* _Written task_
Answer with one number: how many lines hold "JSON".

— START OF Materials provided —

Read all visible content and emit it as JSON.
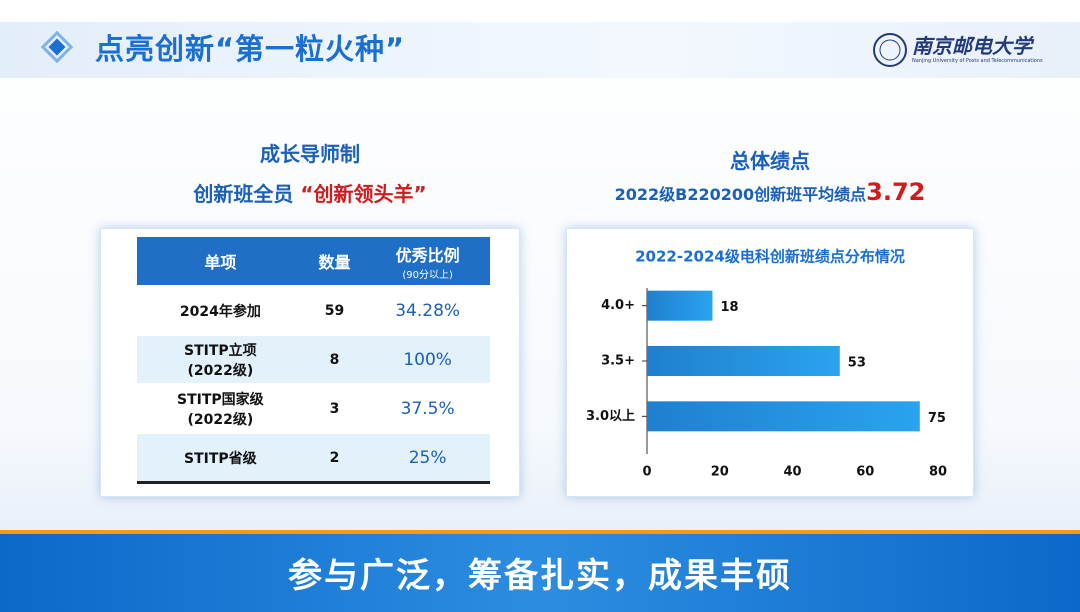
{
  "header": {
    "title": "点亮创新“第一粒火种”",
    "logo_name": "南京邮电大学",
    "logo_subtitle": "Nanjing University of Posts and Telecommunications"
  },
  "left": {
    "heading": "成长导师制",
    "subheading": "创新班全员",
    "highlight": "“创新领头羊”",
    "table": {
      "columns": [
        [
          "单项"
        ],
        [
          "数量"
        ],
        [
          "优秀比例",
          "(90分以上)"
        ]
      ],
      "rows": [
        [
          [
            "2024年参加"
          ],
          [
            "59"
          ],
          [
            "34.28%"
          ]
        ],
        [
          [
            "STITP立项",
            "(2022级)"
          ],
          [
            "8"
          ],
          [
            "100%"
          ]
        ],
        [
          [
            "STITP国家级",
            "(2022级)"
          ],
          [
            "3"
          ],
          [
            "37.5%"
          ]
        ],
        [
          [
            "STITP省级"
          ],
          [
            "2"
          ],
          [
            "25%"
          ]
        ]
      ]
    }
  },
  "right": {
    "heading": "总体绩点",
    "subheading": "2022级B220200创新班平均绩点",
    "gpa": "3.72"
  },
  "chart_data": {
    "type": "bar",
    "orientation": "horizontal",
    "title": "2022-2024级电科创新班绩点分布情况",
    "categories": [
      "4.0+",
      "3.5+",
      "3.0以上"
    ],
    "values": [
      18,
      53,
      75
    ],
    "color": "#1f7fd0",
    "xlim": [
      0,
      80
    ],
    "xticks": [
      0,
      20,
      40,
      60,
      80
    ]
  },
  "footer": {
    "banner": "参与广泛，筹备扎实，成果丰硕"
  }
}
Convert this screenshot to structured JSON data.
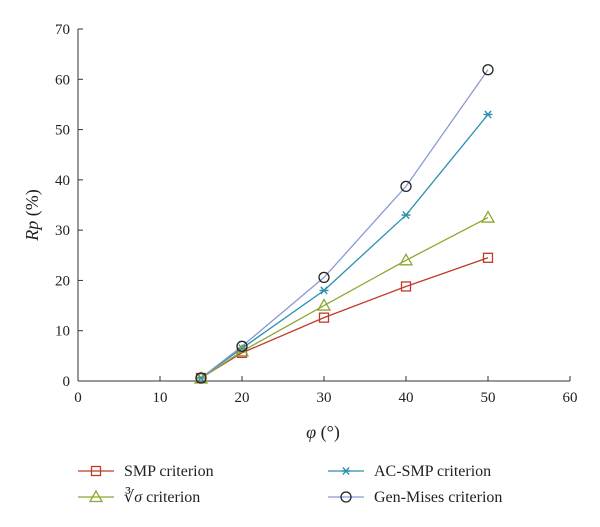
{
  "chart_data": {
    "type": "line",
    "x": [
      15,
      20,
      30,
      40,
      50
    ],
    "xlabel_italic": "φ",
    "xlabel_rest": " (°)",
    "ylabel_italic": "Rp",
    "ylabel_rest": " (%)",
    "xlim": [
      0,
      60
    ],
    "ylim": [
      0,
      70
    ],
    "xticks": [
      0,
      10,
      20,
      30,
      40,
      50,
      60
    ],
    "yticks": [
      0,
      10,
      20,
      30,
      40,
      50,
      60,
      70
    ],
    "grid": false,
    "legend_position": "bottom",
    "series": [
      {
        "name": "SMP criterion",
        "name_radical": "",
        "name_rest": "",
        "color": "#c0392b",
        "marker": "square",
        "values": [
          0.6,
          5.6,
          12.6,
          18.8,
          24.5
        ]
      },
      {
        "name": "AC-SMP criterion",
        "name_radical": "",
        "name_rest": "",
        "color": "#2a8fb0",
        "marker": "asterisk",
        "values": [
          0.6,
          6.5,
          18.0,
          33.0,
          53.0
        ]
      },
      {
        "name": "",
        "name_radical": "∛σ",
        "name_rest": " criterion",
        "color": "#8aa832",
        "marker": "triangle",
        "values": [
          0.5,
          5.9,
          15.0,
          24.0,
          32.5
        ]
      },
      {
        "name": "Gen-Mises criterion",
        "name_radical": "",
        "name_rest": "",
        "color": "#8b9ad6",
        "marker": "circle",
        "values": [
          0.6,
          6.9,
          20.6,
          38.7,
          61.9
        ]
      }
    ]
  }
}
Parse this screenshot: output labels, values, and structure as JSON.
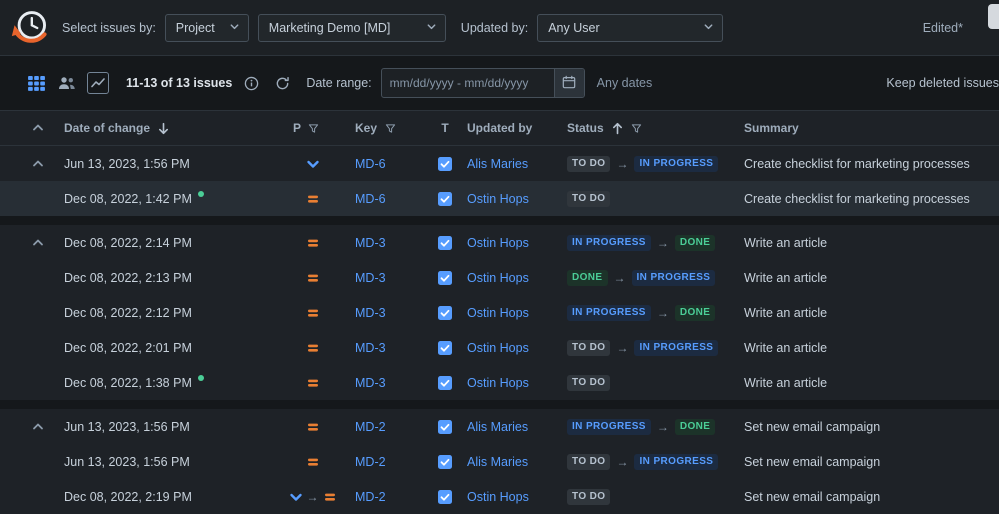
{
  "topbar": {
    "select_issues_label": "Select issues by:",
    "mode_dropdown": "Project",
    "project_dropdown": "Marketing Demo [MD]",
    "updated_by_label": "Updated by:",
    "user_dropdown": "Any User",
    "edited_label": "Edited*"
  },
  "toolbar": {
    "issues_count": "11-13 of 13 issues",
    "date_range_label": "Date range:",
    "date_range_placeholder": "mm/dd/yyyy - mm/dd/yyyy",
    "any_dates_label": "Any dates",
    "keep_deleted_label": "Keep deleted issues"
  },
  "icons": {
    "arrow_right": "→"
  },
  "colors": {
    "accent_blue": "#579DFF",
    "done_green": "#4BCE97",
    "medium_priority_orange": "#E97F33",
    "row_bg": "#1E2227",
    "page_bg": "#15181B"
  },
  "table": {
    "headers": {
      "date": "Date of change",
      "priority": "P",
      "key": "Key",
      "type": "T",
      "updated_by": "Updated by",
      "status": "Status",
      "summary": "Summary"
    },
    "groups": [
      {
        "rows": [
          {
            "date": "Jun 13, 2023, 1:56 PM",
            "dot": false,
            "priorities": [
              "low"
            ],
            "key": "MD-6",
            "user": "Alis Maries",
            "statuses": [
              {
                "label": "TO DO",
                "type": "todo"
              },
              {
                "label": "IN PROGRESS",
                "type": "inprogress"
              }
            ],
            "summary": "Create checklist for marketing processes",
            "selected": false
          },
          {
            "date": "Dec 08, 2022, 1:42 PM",
            "dot": true,
            "priorities": [
              "medium"
            ],
            "key": "MD-6",
            "user": "Ostin Hops",
            "statuses": [
              {
                "label": "TO DO",
                "type": "todo"
              }
            ],
            "summary": "Create checklist for marketing processes",
            "selected": true
          }
        ]
      },
      {
        "rows": [
          {
            "date": "Dec 08, 2022, 2:14 PM",
            "dot": false,
            "priorities": [
              "medium"
            ],
            "key": "MD-3",
            "user": "Ostin Hops",
            "statuses": [
              {
                "label": "IN PROGRESS",
                "type": "inprogress"
              },
              {
                "label": "DONE",
                "type": "done"
              }
            ],
            "summary": "Write an article",
            "selected": false
          },
          {
            "date": "Dec 08, 2022, 2:13 PM",
            "dot": false,
            "priorities": [
              "medium"
            ],
            "key": "MD-3",
            "user": "Ostin Hops",
            "statuses": [
              {
                "label": "DONE",
                "type": "done"
              },
              {
                "label": "IN PROGRESS",
                "type": "inprogress"
              }
            ],
            "summary": "Write an article",
            "selected": false
          },
          {
            "date": "Dec 08, 2022, 2:12 PM",
            "dot": false,
            "priorities": [
              "medium"
            ],
            "key": "MD-3",
            "user": "Ostin Hops",
            "statuses": [
              {
                "label": "IN PROGRESS",
                "type": "inprogress"
              },
              {
                "label": "DONE",
                "type": "done"
              }
            ],
            "summary": "Write an article",
            "selected": false
          },
          {
            "date": "Dec 08, 2022, 2:01 PM",
            "dot": false,
            "priorities": [
              "medium"
            ],
            "key": "MD-3",
            "user": "Ostin Hops",
            "statuses": [
              {
                "label": "TO DO",
                "type": "todo"
              },
              {
                "label": "IN PROGRESS",
                "type": "inprogress"
              }
            ],
            "summary": "Write an article",
            "selected": false
          },
          {
            "date": "Dec 08, 2022, 1:38 PM",
            "dot": true,
            "priorities": [
              "medium"
            ],
            "key": "MD-3",
            "user": "Ostin Hops",
            "statuses": [
              {
                "label": "TO DO",
                "type": "todo"
              }
            ],
            "summary": "Write an article",
            "selected": false
          }
        ]
      },
      {
        "rows": [
          {
            "date": "Jun 13, 2023, 1:56 PM",
            "dot": false,
            "priorities": [
              "medium"
            ],
            "key": "MD-2",
            "user": "Alis Maries",
            "statuses": [
              {
                "label": "IN PROGRESS",
                "type": "inprogress"
              },
              {
                "label": "DONE",
                "type": "done"
              }
            ],
            "summary": "Set new email campaign",
            "selected": false
          },
          {
            "date": "Jun 13, 2023, 1:56 PM",
            "dot": false,
            "priorities": [
              "medium"
            ],
            "key": "MD-2",
            "user": "Alis Maries",
            "statuses": [
              {
                "label": "TO DO",
                "type": "todo"
              },
              {
                "label": "IN PROGRESS",
                "type": "inprogress"
              }
            ],
            "summary": "Set new email campaign",
            "selected": false
          },
          {
            "date": "Dec 08, 2022, 2:19 PM",
            "dot": false,
            "priorities": [
              "low",
              "medium"
            ],
            "key": "MD-2",
            "user": "Ostin Hops",
            "statuses": [
              {
                "label": "TO DO",
                "type": "todo"
              }
            ],
            "summary": "Set new email campaign",
            "selected": false
          }
        ]
      }
    ]
  }
}
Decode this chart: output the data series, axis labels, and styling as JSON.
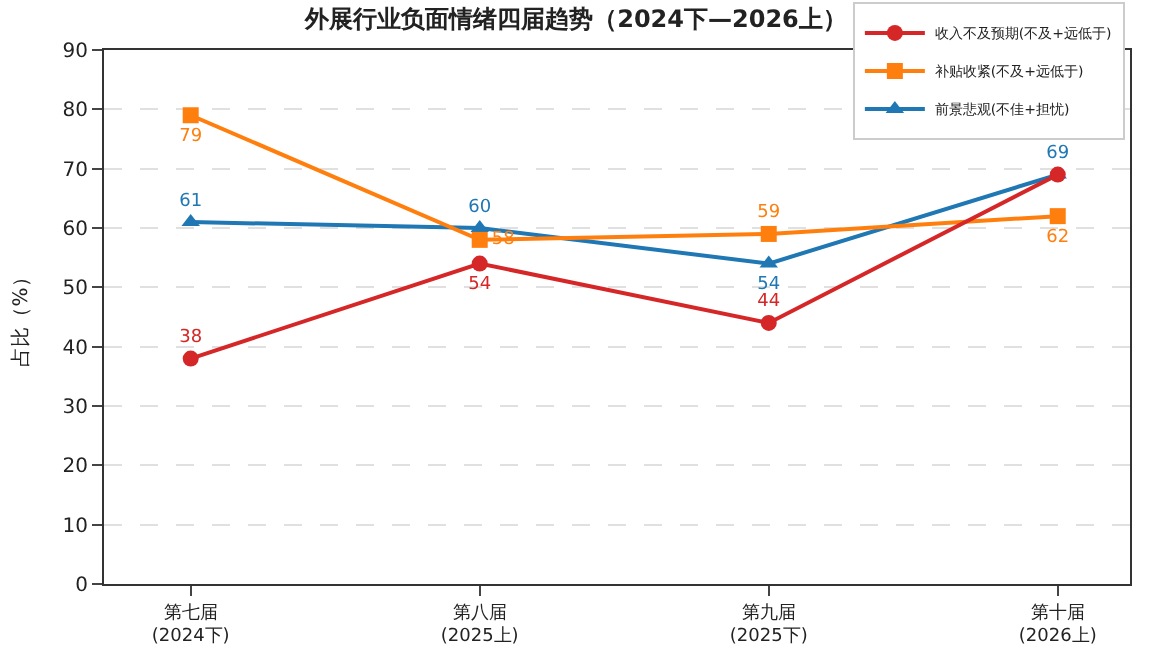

— END OF Materials provided —

* _Final result_
4